--- start of EXERCISE MATERIAL ---
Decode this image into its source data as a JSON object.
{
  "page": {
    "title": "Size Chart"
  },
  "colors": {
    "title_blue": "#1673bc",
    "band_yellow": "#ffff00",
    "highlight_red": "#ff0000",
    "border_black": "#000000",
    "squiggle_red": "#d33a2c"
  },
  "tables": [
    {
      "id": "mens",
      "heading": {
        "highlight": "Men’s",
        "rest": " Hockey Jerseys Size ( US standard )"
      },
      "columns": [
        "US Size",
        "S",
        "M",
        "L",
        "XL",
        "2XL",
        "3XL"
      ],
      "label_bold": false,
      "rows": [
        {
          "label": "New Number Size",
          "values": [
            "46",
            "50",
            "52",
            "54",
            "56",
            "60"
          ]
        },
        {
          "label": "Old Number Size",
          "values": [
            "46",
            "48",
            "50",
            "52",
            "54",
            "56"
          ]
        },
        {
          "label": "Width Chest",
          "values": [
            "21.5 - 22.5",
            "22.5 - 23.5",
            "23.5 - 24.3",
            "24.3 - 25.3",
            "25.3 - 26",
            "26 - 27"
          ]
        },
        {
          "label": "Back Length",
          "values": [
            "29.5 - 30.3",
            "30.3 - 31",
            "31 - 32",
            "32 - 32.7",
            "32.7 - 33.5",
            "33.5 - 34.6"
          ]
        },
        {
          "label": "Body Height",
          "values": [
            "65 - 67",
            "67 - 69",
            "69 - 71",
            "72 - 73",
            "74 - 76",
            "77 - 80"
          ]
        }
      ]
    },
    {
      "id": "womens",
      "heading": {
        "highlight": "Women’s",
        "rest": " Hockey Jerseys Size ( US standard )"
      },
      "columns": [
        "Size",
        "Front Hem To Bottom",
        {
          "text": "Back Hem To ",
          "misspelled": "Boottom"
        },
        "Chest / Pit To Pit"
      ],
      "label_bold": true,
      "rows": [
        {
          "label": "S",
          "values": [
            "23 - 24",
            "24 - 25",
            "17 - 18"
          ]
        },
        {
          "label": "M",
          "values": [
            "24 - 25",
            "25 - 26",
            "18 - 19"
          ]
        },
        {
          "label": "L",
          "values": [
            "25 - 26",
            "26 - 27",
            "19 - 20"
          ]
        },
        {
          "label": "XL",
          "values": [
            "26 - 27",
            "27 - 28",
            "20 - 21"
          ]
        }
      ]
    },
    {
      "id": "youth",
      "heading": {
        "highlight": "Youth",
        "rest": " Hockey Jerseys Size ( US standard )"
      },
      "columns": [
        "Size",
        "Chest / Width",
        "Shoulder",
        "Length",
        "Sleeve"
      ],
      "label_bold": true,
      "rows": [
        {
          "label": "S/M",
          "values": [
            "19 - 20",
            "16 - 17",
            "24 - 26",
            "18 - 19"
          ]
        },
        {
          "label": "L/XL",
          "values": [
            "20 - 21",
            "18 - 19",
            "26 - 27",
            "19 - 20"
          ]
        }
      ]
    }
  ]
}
--- end of EXERCISE MATERIAL ---
— REQUIREMENT —
Write out the whole listing again. Match it word for word.

— RESPONSE TO THE TASK —
Decode this image into its source data as a JSON object.
{
  "page": {
    "title": "Size Chart"
  },
  "colors": {
    "title_blue": "#1673bc",
    "band_yellow": "#ffff00",
    "highlight_red": "#ff0000",
    "border_black": "#000000",
    "squiggle_red": "#d33a2c"
  },
  "tables": [
    {
      "id": "mens",
      "heading": {
        "highlight": "Men’s",
        "rest": " Hockey Jerseys Size ( US standard )"
      },
      "columns": [
        "US Size",
        "S",
        "M",
        "L",
        "XL",
        "2XL",
        "3XL"
      ],
      "label_bold": false,
      "rows": [
        {
          "label": "New Number Size",
          "values": [
            "46",
            "50",
            "52",
            "54",
            "56",
            "60"
          ]
        },
        {
          "label": "Old Number Size",
          "values": [
            "46",
            "48",
            "50",
            "52",
            "54",
            "56"
          ]
        },
        {
          "label": "Width Chest",
          "values": [
            "21.5 - 22.5",
            "22.5 - 23.5",
            "23.5 - 24.3",
            "24.3 - 25.3",
            "25.3 - 26",
            "26 - 27"
          ]
        },
        {
          "label": "Back Length",
          "values": [
            "29.5 - 30.3",
            "30.3 - 31",
            "31 - 32",
            "32 - 32.7",
            "32.7 - 33.5",
            "33.5 - 34.6"
          ]
        },
        {
          "label": "Body Height",
          "values": [
            "65 - 67",
            "67 - 69",
            "69 - 71",
            "72 - 73",
            "74 - 76",
            "77 - 80"
          ]
        }
      ]
    },
    {
      "id": "womens",
      "heading": {
        "highlight": "Women’s",
        "rest": " Hockey Jerseys Size ( US standard )"
      },
      "columns": [
        "Size",
        "Front Hem To Bottom",
        {
          "text": "Back Hem To ",
          "misspelled": "Boottom"
        },
        "Chest / Pit To Pit"
      ],
      "label_bold": true,
      "rows": [
        {
          "label": "S",
          "values": [
            "23 - 24",
            "24 - 25",
            "17 - 18"
          ]
        },
        {
          "label": "M",
          "values": [
            "24 - 25",
            "25 - 26",
            "18 - 19"
          ]
        },
        {
          "label": "L",
          "values": [
            "25 - 26",
            "26 - 27",
            "19 - 20"
          ]
        },
        {
          "label": "XL",
          "values": [
            "26 - 27",
            "27 - 28",
            "20 - 21"
          ]
        }
      ]
    },
    {
      "id": "youth",
      "heading": {
        "highlight": "Youth",
        "rest": " Hockey Jerseys Size ( US standard )"
      },
      "columns": [
        "Size",
        "Chest / Width",
        "Shoulder",
        "Length",
        "Sleeve"
      ],
      "label_bold": true,
      "rows": [
        {
          "label": "S/M",
          "values": [
            "19 - 20",
            "16 - 17",
            "24 - 26",
            "18 - 19"
          ]
        },
        {
          "label": "L/XL",
          "values": [
            "20 - 21",
            "18 - 19",
            "26 - 27",
            "19 - 20"
          ]
        }
      ]
    }
  ]
}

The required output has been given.